* Listed records:
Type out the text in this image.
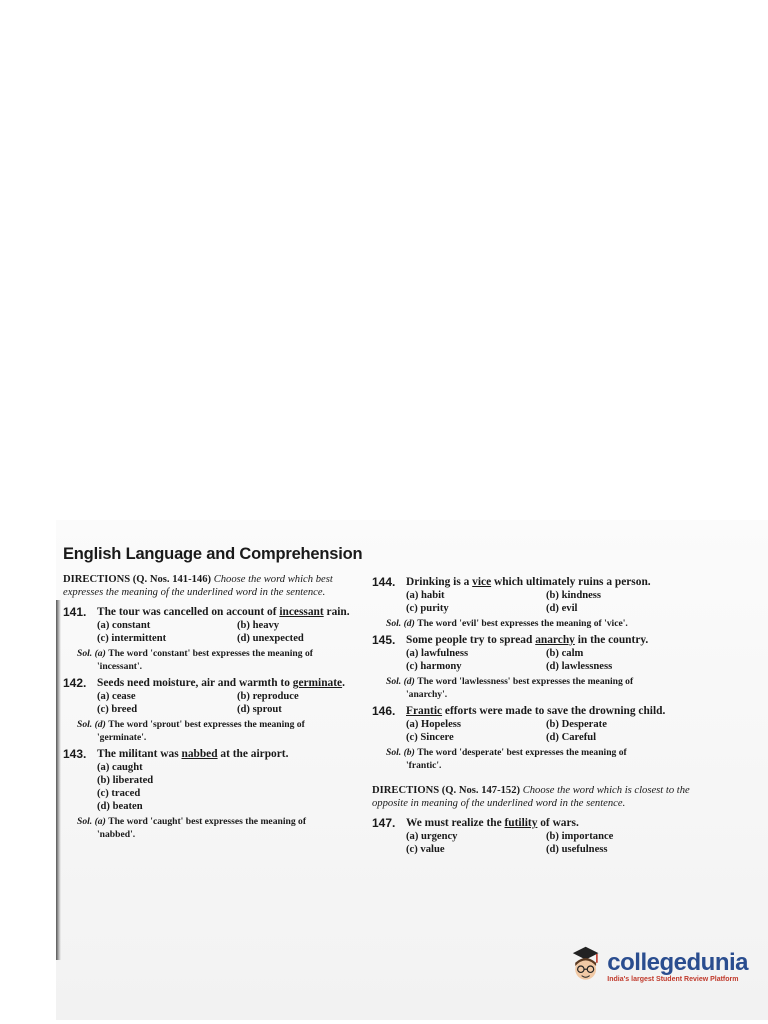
English Language and Comprehension
DIRECTIONS (Q. Nos. 141-146) Choose the word which best expresses the meaning of the underlined word in the sentence.
141. The tour was cancelled on account of incessant rain.
(a) constant	(b) heavy
(c) intermittent	(d) unexpected
Sol. (a) The word 'constant' best expresses the meaning of
'incessant'.
142. Seeds need moisture, air and warmth to germinate.
(a) cease	(b) reproduce
(c) breed	(d) sprout
Sol. (d) The word 'sprout' best expresses the meaning of
'germinate'.
143. The militant was nabbed at the airport.
(a) caught
(b) liberated
(c) traced
(d) beaten
Sol. (a) The word 'caught' best expresses the meaning of
'nabbed'.
144. Drinking is a vice which ultimately ruins a person.
(a) habit	(b) kindness
(c) purity	(d) evil
Sol. (d) The word 'evil' best expresses the meaning of 'vice'.
145. Some people try to spread anarchy in the country.
(a) lawfulness	(b) calm
(c) harmony	(d) lawlessness
Sol. (d) The word 'lawlessness' best expresses the meaning of
'anarchy'.
146. Frantic efforts were made to save the drowning child.
(a) Hopeless	(b) Desperate
(c) Sincere	(d) Careful
Sol. (b) The word 'desperate' best expresses the meaning of
'frantic'.
DIRECTIONS (Q. Nos. 147-152) Choose the word which is closest to the opposite in meaning of the underlined word in the sentence.
147. We must realize the futility of wars.
(a) urgency	(b) importance
(c) value	(d) usefulness
collegedunia
India's largest Student Review Platform
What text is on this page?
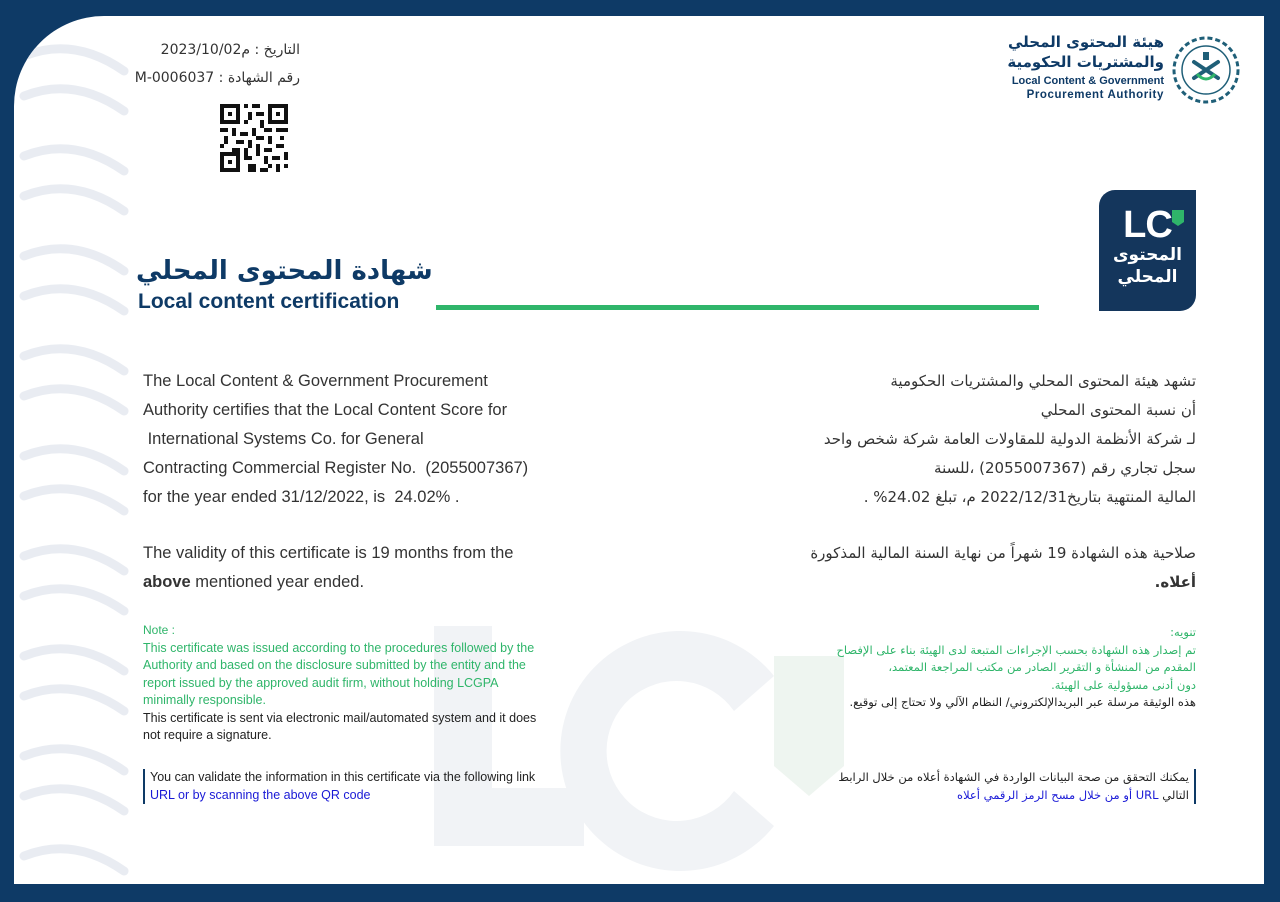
التاريخ : 2023/10/02م
رقم الشهادة : M-0006037
هيئة المحتوى المحلي
والمشتريات الحكومية
Local Content & Government
Procurement Authority
LC
المحتوى
المحلي
شهادة المحتوى المحلي
Local content certification
The Local Content & Government Procurement
Authority certifies that the Local Content Score for
International Systems Co. for General
Contracting Commercial Register No.  (2055007367)
for the year ended 31/12/2022, is  24.02% .
The validity of this certificate is 19 months from the
above mentioned year ended.
تشهد هيئة المحتوى المحلي والمشتريات الحكومية
أن نسبة المحتوى المحلي
لـ شركة الأنظمة الدولية للمقاولات العامة شركة شخص واحد
سجل تجاري رقم (2055007367) ،للسنة
المالية المنتهية بتاريخ2022/12/31 م، تبلغ 24.02% .
صلاحية هذه الشهادة 19 شهراً من نهاية السنة المالية المذكورة
أعلاه.
Note :
This certificate was issued according to the procedures followed by the
Authority and based on the disclosure submitted by the entity and the
report issued by the approved audit firm, without holding LCGPA
minimally responsible.
This certificate is sent via electronic mail/automated system and it does
not require a signature.
تنويه:
تم إصدار هذه الشهادة بحسب الإجراءات المتبعة لدى الهيئة بناء على الإفصاح
المقدم من المنشأة و التقرير الصادر من مكتب المراجعة المعتمد،
دون أدنى مسؤولية على الهيئة.
هذه الوثيقة مرسلة عبر البريدالإلكتروني/ النظام الآلي ولا تحتاج إلى توقيع.
You can validate the information in this certificate via the following link
URL or by scanning the above QR code
يمكنك التحقق من صحة البيانات الواردة في الشهادة أعلاه من خلال الرابط
التالي URL أو من خلال مسح الرمز الرقمي أعلاه
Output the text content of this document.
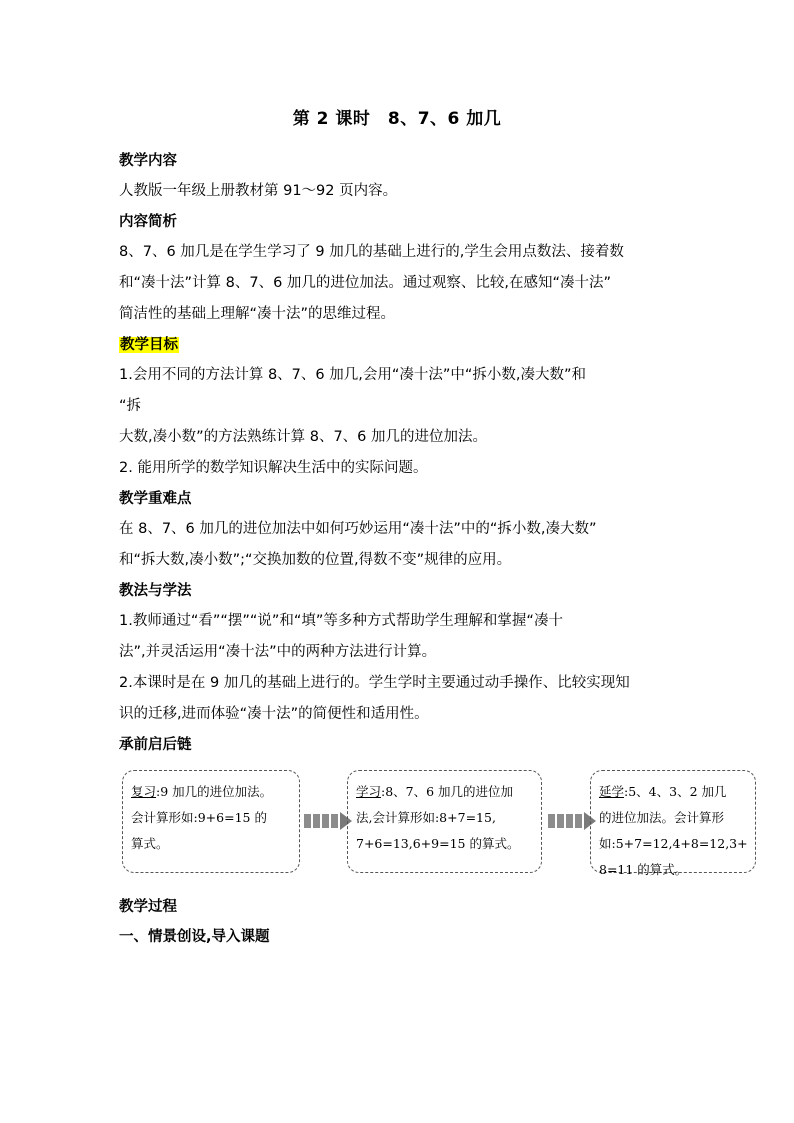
第 2 课时　8、7、6 加几
教学内容
人教版一年级上册教材第 91～92 页内容。
内容简析
8、7、6 加几是在学生学习了 9 加几的基础上进行的,学生会用点数法、接着数
和“凑十法”计算 8、7、6 加几的进位加法。通过观察、比较,在感知“凑十法”
简洁性的基础上理解“凑十法”的思维过程。
教学目标
1.会用不同的方法计算 8、7、6 加几,会用“凑十法”中“拆小数,凑大数”和
“拆
大数,凑小数”的方法熟练计算 8、7、6 加几的进位加法。
2. 能用所学的数学知识解决生活中的实际问题。
教学重难点
在 8、7、6 加几的进位加法中如何巧妙运用“凑十法”中的“拆小数,凑大数”
和“拆大数,凑小数”;“交换加数的位置,得数不变”规律的应用。
教法与学法
1.教师通过“看”“摆”“说”和“填”等多种方式帮助学生理解和掌握“凑十
法”,并灵活运用“凑十法”中的两种方法进行计算。
2.本课时是在 9 加几的基础上进行的。学生学时主要通过动手操作、比较实现知
识的迁移,进而体验“凑十法”的简便性和适用性。
承前启后链
复习:9 加几的进位加法。
会计算形如:9+6=15 的
算式。
学习:8、7、6 加几的进位加
法,会计算形如:8+7=15,
7+6=13,6+9=15 的算式。
延学:5、4、3、2 加几
的进位加法。会计算形
如:5+7=12,4+8=12,3+
8=11 的算式。
教学过程
一、情景创设,导入课题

* Written exercise: Look back over the material above and state how many lines hold the word "constant". Write the number and nothing else.

* Right answer: 2